Problem details: Repeat exactly, and only, the lines from the one holding "What data populates" through the last line of the records below.
⁂
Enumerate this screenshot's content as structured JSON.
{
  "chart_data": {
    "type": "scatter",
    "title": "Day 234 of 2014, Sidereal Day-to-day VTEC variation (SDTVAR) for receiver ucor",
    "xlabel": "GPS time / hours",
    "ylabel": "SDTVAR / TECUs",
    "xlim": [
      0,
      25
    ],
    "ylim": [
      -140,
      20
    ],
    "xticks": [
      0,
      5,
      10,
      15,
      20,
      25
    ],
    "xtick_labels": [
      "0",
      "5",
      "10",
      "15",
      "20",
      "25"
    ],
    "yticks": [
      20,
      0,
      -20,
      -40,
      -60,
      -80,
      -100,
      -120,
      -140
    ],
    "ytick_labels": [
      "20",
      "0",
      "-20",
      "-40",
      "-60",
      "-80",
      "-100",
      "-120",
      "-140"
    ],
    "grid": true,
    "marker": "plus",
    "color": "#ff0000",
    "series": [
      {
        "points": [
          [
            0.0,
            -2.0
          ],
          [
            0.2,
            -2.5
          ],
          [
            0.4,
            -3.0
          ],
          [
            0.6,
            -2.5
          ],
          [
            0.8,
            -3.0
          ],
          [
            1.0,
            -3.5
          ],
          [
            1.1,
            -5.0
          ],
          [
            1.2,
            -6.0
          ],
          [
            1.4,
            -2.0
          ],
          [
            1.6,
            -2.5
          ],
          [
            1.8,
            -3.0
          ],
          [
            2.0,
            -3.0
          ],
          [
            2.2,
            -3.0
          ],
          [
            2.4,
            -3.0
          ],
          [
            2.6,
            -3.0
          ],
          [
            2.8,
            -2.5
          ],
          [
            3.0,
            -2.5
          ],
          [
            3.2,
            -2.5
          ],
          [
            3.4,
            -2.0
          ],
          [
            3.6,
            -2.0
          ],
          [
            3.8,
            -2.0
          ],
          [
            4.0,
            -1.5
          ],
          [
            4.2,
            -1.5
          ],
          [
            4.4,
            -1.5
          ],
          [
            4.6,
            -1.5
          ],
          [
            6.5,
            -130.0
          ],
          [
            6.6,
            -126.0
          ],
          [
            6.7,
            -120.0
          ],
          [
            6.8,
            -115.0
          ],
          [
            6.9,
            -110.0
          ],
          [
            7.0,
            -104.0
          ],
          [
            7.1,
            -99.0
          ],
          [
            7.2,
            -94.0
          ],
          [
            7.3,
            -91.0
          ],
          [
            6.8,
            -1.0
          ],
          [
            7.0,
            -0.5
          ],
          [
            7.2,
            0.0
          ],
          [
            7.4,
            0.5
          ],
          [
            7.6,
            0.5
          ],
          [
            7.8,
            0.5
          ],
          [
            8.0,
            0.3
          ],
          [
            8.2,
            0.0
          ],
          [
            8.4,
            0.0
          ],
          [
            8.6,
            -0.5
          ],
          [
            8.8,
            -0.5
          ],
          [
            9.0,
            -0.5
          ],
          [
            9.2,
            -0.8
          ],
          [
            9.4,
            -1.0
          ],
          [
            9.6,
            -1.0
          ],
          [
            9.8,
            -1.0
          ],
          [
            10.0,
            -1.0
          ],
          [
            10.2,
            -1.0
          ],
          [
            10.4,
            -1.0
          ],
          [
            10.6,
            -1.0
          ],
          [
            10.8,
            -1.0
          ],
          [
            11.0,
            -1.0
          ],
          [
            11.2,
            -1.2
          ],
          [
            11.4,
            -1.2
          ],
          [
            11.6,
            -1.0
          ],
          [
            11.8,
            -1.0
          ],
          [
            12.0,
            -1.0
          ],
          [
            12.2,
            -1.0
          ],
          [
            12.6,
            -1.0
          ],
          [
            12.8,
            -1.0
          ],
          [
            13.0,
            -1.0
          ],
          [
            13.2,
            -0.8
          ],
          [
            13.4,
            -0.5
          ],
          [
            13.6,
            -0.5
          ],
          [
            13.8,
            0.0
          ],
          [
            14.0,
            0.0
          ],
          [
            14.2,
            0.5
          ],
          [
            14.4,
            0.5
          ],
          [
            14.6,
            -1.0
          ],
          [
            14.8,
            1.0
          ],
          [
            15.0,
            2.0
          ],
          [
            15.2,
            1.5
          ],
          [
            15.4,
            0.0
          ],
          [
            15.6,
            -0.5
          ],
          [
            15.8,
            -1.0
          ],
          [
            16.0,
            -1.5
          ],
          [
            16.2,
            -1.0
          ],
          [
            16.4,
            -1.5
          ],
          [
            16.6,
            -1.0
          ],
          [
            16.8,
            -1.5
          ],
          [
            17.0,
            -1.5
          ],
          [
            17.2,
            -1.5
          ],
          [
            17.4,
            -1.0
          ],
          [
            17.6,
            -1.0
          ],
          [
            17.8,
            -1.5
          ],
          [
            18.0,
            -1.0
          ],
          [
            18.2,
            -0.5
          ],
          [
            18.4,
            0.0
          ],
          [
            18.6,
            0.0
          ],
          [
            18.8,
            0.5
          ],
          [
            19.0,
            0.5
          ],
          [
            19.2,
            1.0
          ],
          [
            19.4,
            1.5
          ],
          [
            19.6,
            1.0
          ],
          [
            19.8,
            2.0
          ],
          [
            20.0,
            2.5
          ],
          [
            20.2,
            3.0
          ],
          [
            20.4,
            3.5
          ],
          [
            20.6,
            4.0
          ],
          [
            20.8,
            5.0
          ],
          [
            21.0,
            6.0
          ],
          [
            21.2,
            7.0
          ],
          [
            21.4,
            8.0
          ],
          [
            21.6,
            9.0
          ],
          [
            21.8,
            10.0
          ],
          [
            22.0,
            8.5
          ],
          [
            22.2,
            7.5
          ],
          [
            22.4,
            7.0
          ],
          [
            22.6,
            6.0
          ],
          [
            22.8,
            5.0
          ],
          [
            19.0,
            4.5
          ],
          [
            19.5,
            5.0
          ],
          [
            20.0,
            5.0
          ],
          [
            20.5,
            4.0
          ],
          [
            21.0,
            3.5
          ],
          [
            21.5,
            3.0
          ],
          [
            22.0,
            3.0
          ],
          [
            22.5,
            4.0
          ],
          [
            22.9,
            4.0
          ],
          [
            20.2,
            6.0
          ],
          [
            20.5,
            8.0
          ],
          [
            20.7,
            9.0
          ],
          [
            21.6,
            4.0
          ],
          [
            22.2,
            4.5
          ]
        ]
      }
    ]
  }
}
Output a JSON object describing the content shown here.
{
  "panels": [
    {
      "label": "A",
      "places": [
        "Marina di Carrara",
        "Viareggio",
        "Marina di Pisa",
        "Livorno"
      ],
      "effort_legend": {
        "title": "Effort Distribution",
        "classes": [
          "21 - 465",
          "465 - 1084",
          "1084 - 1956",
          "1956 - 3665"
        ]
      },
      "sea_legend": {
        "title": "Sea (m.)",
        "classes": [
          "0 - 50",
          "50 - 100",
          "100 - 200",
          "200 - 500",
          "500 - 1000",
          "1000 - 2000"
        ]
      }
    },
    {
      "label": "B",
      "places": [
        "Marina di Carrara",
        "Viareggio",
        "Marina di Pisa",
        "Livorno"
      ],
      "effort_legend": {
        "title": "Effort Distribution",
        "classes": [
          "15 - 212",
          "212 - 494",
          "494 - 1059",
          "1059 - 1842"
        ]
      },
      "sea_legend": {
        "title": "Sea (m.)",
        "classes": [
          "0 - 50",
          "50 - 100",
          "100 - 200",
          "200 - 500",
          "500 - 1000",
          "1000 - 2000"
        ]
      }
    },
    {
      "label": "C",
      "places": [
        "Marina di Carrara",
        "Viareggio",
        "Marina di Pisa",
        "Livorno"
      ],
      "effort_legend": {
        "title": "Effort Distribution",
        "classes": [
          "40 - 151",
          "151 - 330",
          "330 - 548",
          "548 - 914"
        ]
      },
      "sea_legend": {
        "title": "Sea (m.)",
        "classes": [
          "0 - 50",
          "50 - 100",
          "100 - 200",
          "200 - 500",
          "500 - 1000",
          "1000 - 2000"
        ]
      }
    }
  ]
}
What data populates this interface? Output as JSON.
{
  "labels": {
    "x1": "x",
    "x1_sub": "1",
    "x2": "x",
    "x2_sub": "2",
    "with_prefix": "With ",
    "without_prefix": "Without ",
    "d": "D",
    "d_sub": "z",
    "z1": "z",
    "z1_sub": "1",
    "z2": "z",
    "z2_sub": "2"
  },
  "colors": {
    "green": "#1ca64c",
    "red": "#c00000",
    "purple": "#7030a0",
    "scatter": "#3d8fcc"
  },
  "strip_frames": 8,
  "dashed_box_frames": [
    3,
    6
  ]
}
⁂
Result for this exercise:
What data populates this interface? Output as JSON.
{
  "labels": {
    "x1": "x",
    "x1_sub": "1",
    "x2": "x",
    "x2_sub": "2",
    "with_prefix": "With ",
    "without_prefix": "Without ",
    "d": "D",
    "d_sub": "z",
    "z1": "z",
    "z1_sub": "1",
    "z2": "z",
    "z2_sub": "2"
  },
  "colors": {
    "green": "#1ca64c",
    "red": "#c00000",
    "purple": "#7030a0",
    "scatter": "#3d8fcc"
  },
  "strip_frames": 8,
  "dashed_box_frames": [
    3,
    6
  ]
}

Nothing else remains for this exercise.